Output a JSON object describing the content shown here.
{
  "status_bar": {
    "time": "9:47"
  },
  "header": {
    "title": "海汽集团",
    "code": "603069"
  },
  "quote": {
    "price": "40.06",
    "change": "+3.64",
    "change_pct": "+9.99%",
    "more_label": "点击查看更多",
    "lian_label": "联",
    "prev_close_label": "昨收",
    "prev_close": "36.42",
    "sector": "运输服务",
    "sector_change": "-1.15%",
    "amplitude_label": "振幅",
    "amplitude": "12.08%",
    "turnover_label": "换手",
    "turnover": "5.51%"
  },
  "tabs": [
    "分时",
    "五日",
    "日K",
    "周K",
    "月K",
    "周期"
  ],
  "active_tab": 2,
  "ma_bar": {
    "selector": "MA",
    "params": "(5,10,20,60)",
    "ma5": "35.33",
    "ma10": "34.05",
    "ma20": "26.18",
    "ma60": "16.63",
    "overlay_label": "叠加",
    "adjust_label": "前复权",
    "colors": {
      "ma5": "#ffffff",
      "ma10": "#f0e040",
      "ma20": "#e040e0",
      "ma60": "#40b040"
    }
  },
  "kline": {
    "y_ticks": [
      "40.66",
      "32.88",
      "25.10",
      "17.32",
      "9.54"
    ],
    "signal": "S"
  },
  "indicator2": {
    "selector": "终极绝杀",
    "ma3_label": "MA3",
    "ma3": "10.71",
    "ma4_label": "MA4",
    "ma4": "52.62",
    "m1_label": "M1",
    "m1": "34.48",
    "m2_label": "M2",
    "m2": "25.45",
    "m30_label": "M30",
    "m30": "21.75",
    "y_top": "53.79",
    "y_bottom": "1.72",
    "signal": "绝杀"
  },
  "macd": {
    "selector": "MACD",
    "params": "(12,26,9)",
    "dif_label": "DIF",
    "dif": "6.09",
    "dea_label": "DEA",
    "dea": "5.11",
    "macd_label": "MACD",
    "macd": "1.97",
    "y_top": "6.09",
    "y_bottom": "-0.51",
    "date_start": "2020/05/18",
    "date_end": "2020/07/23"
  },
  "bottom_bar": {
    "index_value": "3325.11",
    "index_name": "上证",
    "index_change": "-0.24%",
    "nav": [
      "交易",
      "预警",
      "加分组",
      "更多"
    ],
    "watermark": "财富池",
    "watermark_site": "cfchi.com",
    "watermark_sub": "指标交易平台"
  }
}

_ _ _ _ _

» GIVEN TASK: Give the entries once more, exactly as they appear.

» COMPLETE OUTPUT:
Output a JSON object describing the content shown here.
{
  "status_bar": {
    "time": "9:47"
  },
  "header": {
    "title": "海汽集团",
    "code": "603069"
  },
  "quote": {
    "price": "40.06",
    "change": "+3.64",
    "change_pct": "+9.99%",
    "more_label": "点击查看更多",
    "lian_label": "联",
    "prev_close_label": "昨收",
    "prev_close": "36.42",
    "sector": "运输服务",
    "sector_change": "-1.15%",
    "amplitude_label": "振幅",
    "amplitude": "12.08%",
    "turnover_label": "换手",
    "turnover": "5.51%"
  },
  "tabs": [
    "分时",
    "五日",
    "日K",
    "周K",
    "月K",
    "周期"
  ],
  "active_tab": 2,
  "ma_bar": {
    "selector": "MA",
    "params": "(5,10,20,60)",
    "ma5": "35.33",
    "ma10": "34.05",
    "ma20": "26.18",
    "ma60": "16.63",
    "overlay_label": "叠加",
    "adjust_label": "前复权",
    "colors": {
      "ma5": "#ffffff",
      "ma10": "#f0e040",
      "ma20": "#e040e0",
      "ma60": "#40b040"
    }
  },
  "kline": {
    "y_ticks": [
      "40.66",
      "32.88",
      "25.10",
      "17.32",
      "9.54"
    ],
    "signal": "S"
  },
  "indicator2": {
    "selector": "终极绝杀",
    "ma3_label": "MA3",
    "ma3": "10.71",
    "ma4_label": "MA4",
    "ma4": "52.62",
    "m1_label": "M1",
    "m1": "34.48",
    "m2_label": "M2",
    "m2": "25.45",
    "m30_label": "M30",
    "m30": "21.75",
    "y_top": "53.79",
    "y_bottom": "1.72",
    "signal": "绝杀"
  },
  "macd": {
    "selector": "MACD",
    "params": "(12,26,9)",
    "dif_label": "DIF",
    "dif": "6.09",
    "dea_label": "DEA",
    "dea": "5.11",
    "macd_label": "MACD",
    "macd": "1.97",
    "y_top": "6.09",
    "y_bottom": "-0.51",
    "date_start": "2020/05/18",
    "date_end": "2020/07/23"
  },
  "bottom_bar": {
    "index_value": "3325.11",
    "index_name": "上证",
    "index_change": "-0.24%",
    "nav": [
      "交易",
      "预警",
      "加分组",
      "更多"
    ],
    "watermark": "财富池",
    "watermark_site": "cfchi.com",
    "watermark_sub": "指标交易平台"
  }
}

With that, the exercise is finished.